═══ Source material ═══

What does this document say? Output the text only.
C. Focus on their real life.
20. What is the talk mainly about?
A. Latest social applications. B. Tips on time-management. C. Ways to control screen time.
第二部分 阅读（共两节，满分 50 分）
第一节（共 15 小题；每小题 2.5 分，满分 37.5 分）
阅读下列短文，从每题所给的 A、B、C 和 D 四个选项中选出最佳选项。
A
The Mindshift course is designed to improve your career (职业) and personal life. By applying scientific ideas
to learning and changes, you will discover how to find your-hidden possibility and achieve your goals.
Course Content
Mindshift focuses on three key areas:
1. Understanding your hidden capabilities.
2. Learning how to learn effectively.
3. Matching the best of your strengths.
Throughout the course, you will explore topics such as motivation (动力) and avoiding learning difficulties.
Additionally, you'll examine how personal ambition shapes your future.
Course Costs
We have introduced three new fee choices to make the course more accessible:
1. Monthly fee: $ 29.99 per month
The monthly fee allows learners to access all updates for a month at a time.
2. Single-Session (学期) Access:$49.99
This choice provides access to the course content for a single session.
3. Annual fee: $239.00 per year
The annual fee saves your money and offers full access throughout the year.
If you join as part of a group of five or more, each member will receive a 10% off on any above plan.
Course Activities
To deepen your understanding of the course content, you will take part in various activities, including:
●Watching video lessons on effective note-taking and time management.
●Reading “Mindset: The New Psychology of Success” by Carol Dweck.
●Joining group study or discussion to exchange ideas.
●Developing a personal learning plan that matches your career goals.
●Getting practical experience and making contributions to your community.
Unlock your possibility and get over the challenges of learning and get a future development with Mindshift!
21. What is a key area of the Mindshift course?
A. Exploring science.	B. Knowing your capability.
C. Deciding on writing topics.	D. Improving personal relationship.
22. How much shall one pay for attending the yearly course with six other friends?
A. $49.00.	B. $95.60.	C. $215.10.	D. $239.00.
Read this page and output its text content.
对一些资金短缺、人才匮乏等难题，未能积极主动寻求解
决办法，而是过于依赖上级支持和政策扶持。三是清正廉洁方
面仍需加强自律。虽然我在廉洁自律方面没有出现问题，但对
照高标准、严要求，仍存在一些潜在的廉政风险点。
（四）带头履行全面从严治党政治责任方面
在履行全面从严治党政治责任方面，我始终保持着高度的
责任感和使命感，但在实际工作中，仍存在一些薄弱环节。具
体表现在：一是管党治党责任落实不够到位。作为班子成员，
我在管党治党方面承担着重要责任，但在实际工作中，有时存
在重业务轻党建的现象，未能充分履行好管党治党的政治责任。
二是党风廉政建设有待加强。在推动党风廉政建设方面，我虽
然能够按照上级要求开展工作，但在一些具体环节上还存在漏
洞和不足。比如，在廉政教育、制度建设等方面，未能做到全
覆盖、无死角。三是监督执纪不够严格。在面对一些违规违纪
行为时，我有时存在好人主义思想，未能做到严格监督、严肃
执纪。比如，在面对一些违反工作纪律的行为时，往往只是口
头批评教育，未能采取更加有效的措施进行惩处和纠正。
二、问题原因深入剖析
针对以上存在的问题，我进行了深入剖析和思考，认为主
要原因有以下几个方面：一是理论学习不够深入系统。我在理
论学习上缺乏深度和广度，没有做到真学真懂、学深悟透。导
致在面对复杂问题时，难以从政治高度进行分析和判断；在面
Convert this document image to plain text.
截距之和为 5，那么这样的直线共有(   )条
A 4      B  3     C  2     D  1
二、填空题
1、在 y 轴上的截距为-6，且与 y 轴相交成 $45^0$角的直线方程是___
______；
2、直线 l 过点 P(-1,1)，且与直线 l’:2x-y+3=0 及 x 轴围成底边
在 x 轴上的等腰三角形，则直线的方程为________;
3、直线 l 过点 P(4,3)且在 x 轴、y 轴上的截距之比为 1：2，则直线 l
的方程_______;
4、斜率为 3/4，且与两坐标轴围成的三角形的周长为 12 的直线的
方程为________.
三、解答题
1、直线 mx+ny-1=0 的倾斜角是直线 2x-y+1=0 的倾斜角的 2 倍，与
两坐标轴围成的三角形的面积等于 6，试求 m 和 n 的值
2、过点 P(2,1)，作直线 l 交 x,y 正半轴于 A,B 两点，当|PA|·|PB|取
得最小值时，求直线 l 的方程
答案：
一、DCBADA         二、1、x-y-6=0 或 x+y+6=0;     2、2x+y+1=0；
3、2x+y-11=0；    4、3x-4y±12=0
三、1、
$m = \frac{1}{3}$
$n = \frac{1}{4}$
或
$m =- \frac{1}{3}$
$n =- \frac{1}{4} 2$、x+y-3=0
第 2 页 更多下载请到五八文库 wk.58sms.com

═══

Directions> Output all of the data again. Match it exactly.

Solution for this task>
What does this document say? Output the text only.
C. Focus on their real life.
20. What is the talk mainly about?
A. Latest social applications. B. Tips on time-management. C. Ways to control screen time.
第二部分 阅读（共两节，满分 50 分）
第一节（共 15 小题；每小题 2.5 分，满分 37.5 分）
阅读下列短文，从每题所给的 A、B、C 和 D 四个选项中选出最佳选项。
A
The Mindshift course is designed to improve your career (职业) and personal life. By applying scientific ideas
to learning and changes, you will discover how to find your-hidden possibility and achieve your goals.
Course Content
Mindshift focuses on three key areas:
1. Understanding your hidden capabilities.
2. Learning how to learn effectively.
3. Matching the best of your strengths.
Throughout the course, you will explore topics such as motivation (动力) and avoiding learning difficulties.
Additionally, you'll examine how personal ambition shapes your future.
Course Costs
We have introduced three new fee choices to make the course more accessible:
1. Monthly fee: $ 29.99 per month
The monthly fee allows learners to access all updates for a month at a time.
2. Single-Session (学期) Access:$49.99
This choice provides access to the course content for a single session.
3. Annual fee: $239.00 per year
The annual fee saves your money and offers full access throughout the year.
If you join as part of a group of five or more, each member will receive a 10% off on any above plan.
Course Activities
To deepen your understanding of the course content, you will take part in various activities, including:
●Watching video lessons on effective note-taking and time management.
●Reading “Mindset: The New Psychology of Success” by Carol Dweck.
●Joining group study or discussion to exchange ideas.
●Developing a personal learning plan that matches your career goals.
●Getting practical experience and making contributions to your community.
Unlock your possibility and get over the challenges of learning and get a future development with Mindshift!
21. What is a key area of the Mindshift course?
A. Exploring science.	B. Knowing your capability.
C. Deciding on writing topics.	D. Improving personal relationship.
22. How much shall one pay for attending the yearly course with six other friends?
A. $49.00.	B. $95.60.	C. $215.10.	D. $239.00.
Read this page and output its text content.
对一些资金短缺、人才匮乏等难题，未能积极主动寻求解
决办法，而是过于依赖上级支持和政策扶持。三是清正廉洁方
面仍需加强自律。虽然我在廉洁自律方面没有出现问题，但对
照高标准、严要求，仍存在一些潜在的廉政风险点。
（四）带头履行全面从严治党政治责任方面
在履行全面从严治党政治责任方面，我始终保持着高度的
责任感和使命感，但在实际工作中，仍存在一些薄弱环节。具
体表现在：一是管党治党责任落实不够到位。作为班子成员，
我在管党治党方面承担着重要责任，但在实际工作中，有时存
在重业务轻党建的现象，未能充分履行好管党治党的政治责任。
二是党风廉政建设有待加强。在推动党风廉政建设方面，我虽
然能够按照上级要求开展工作，但在一些具体环节上还存在漏
洞和不足。比如，在廉政教育、制度建设等方面，未能做到全
覆盖、无死角。三是监督执纪不够严格。在面对一些违规违纪
行为时，我有时存在好人主义思想，未能做到严格监督、严肃
执纪。比如，在面对一些违反工作纪律的行为时，往往只是口
头批评教育，未能采取更加有效的措施进行惩处和纠正。
二、问题原因深入剖析
针对以上存在的问题，我进行了深入剖析和思考，认为主
要原因有以下几个方面：一是理论学习不够深入系统。我在理
论学习上缺乏深度和广度，没有做到真学真懂、学深悟透。导
致在面对复杂问题时，难以从政治高度进行分析和判断；在面
Convert this document image to plain text.
截距之和为 5，那么这样的直线共有(   )条
A 4      B  3     C  2     D  1
二、填空题
1、在 y 轴上的截距为-6，且与 y 轴相交成 $45^0$角的直线方程是___
______；
2、直线 l 过点 P(-1,1)，且与直线 l’:2x-y+3=0 及 x 轴围成底边
在 x 轴上的等腰三角形，则直线的方程为________;
3、直线 l 过点 P(4,3)且在 x 轴、y 轴上的截距之比为 1：2，则直线 l
的方程_______;
4、斜率为 3/4，且与两坐标轴围成的三角形的周长为 12 的直线的
方程为________.
三、解答题
1、直线 mx+ny-1=0 的倾斜角是直线 2x-y+1=0 的倾斜角的 2 倍，与
两坐标轴围成的三角形的面积等于 6，试求 m 和 n 的值
2、过点 P(2,1)，作直线 l 交 x,y 正半轴于 A,B 两点，当|PA|·|PB|取
得最小值时，求直线 l 的方程
答案：
一、DCBADA         二、1、x-y-6=0 或 x+y+6=0;     2、2x+y+1=0；
3、2x+y-11=0；    4、3x-4y±12=0
三、1、
$m = \frac{1}{3}$
$n = \frac{1}{4}$
或
$m =- \frac{1}{3}$
$n =- \frac{1}{4} 2$、x+y-3=0
第 2 页 更多下载请到五八文库 wk.58sms.com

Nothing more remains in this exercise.